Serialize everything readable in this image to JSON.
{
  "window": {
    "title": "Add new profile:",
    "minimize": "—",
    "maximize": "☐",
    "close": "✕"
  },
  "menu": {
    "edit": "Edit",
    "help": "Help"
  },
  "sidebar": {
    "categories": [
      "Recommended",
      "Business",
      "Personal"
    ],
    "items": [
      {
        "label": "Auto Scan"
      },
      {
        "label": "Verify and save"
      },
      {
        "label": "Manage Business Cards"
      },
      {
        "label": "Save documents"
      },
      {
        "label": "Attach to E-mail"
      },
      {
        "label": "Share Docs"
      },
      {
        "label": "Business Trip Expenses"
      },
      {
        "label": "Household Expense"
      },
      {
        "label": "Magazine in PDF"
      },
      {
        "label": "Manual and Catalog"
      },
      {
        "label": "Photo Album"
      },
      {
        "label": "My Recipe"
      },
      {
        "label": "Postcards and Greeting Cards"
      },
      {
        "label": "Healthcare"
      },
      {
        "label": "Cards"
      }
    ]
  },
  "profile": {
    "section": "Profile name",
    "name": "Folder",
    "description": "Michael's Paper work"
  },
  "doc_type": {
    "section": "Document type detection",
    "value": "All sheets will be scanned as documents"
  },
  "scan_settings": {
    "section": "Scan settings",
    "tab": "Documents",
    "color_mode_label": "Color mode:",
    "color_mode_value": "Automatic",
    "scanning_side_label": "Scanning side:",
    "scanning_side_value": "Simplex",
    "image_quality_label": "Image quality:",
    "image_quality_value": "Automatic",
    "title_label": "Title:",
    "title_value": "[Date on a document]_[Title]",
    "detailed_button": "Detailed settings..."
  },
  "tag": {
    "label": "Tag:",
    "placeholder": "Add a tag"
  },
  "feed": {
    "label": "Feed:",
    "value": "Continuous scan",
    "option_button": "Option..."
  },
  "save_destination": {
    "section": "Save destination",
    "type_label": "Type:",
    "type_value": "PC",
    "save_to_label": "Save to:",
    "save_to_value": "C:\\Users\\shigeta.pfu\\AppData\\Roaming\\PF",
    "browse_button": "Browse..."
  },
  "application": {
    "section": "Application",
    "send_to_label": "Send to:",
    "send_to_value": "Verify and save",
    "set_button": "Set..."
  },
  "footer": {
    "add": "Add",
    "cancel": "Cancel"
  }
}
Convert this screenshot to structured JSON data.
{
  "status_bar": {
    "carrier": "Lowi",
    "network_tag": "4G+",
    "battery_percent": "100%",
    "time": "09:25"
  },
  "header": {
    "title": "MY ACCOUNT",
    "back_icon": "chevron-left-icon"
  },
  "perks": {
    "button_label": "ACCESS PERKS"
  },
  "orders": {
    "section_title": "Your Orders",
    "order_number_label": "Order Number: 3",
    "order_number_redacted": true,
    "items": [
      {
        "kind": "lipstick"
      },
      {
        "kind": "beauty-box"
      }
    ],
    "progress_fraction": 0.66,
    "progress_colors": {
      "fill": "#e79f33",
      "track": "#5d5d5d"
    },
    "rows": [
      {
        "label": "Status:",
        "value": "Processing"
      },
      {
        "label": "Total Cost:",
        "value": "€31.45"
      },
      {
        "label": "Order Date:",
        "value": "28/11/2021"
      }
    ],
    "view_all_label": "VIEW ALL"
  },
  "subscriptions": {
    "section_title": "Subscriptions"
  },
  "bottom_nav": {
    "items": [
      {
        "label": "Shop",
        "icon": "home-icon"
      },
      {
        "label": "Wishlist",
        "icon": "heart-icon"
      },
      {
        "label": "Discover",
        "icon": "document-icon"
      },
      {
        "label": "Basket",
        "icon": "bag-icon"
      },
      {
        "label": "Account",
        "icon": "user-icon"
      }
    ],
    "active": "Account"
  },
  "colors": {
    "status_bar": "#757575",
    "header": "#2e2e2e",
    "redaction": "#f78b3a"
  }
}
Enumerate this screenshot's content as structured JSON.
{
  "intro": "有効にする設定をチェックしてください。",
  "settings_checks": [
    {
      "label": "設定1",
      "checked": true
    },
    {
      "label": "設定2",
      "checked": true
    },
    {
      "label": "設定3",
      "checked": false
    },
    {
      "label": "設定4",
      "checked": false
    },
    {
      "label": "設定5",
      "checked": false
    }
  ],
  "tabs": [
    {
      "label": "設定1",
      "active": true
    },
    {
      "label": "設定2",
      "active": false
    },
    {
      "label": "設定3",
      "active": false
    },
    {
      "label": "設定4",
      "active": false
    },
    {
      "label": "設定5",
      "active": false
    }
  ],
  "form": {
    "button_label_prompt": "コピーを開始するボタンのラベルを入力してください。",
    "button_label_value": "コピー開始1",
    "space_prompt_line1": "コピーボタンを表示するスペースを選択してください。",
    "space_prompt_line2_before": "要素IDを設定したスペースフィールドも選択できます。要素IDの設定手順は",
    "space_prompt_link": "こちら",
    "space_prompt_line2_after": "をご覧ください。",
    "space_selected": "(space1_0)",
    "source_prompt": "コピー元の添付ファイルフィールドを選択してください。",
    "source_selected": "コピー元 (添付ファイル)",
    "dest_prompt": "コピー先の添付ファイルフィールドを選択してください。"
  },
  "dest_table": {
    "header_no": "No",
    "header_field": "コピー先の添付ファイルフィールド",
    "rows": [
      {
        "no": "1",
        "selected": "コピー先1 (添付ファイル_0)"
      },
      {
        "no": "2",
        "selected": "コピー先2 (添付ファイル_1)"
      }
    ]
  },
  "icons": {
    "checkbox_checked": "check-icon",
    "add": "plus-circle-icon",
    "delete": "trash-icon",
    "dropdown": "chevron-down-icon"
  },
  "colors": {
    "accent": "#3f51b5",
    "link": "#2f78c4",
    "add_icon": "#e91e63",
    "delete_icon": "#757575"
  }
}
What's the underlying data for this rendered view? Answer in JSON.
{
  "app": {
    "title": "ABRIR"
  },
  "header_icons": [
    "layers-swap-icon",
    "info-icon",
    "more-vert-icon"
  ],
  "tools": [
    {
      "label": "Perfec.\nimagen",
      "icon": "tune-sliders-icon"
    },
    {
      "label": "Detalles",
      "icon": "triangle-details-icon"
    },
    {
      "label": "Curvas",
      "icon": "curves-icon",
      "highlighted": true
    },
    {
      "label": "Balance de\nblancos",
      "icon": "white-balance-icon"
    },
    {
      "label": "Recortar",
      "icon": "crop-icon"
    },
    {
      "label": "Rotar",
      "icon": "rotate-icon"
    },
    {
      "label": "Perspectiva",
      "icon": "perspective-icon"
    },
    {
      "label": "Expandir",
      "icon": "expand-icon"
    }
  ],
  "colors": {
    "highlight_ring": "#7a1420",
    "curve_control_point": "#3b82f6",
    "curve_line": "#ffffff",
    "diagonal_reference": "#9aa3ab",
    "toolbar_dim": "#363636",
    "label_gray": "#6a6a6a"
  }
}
====
### Task goal
Where does the word "chevron" appear in the listing? List each line that holds it.

### Solution to this problem
    "back_icon": "chevron-left-icon"
    "dropdown": "chevron-down-icon"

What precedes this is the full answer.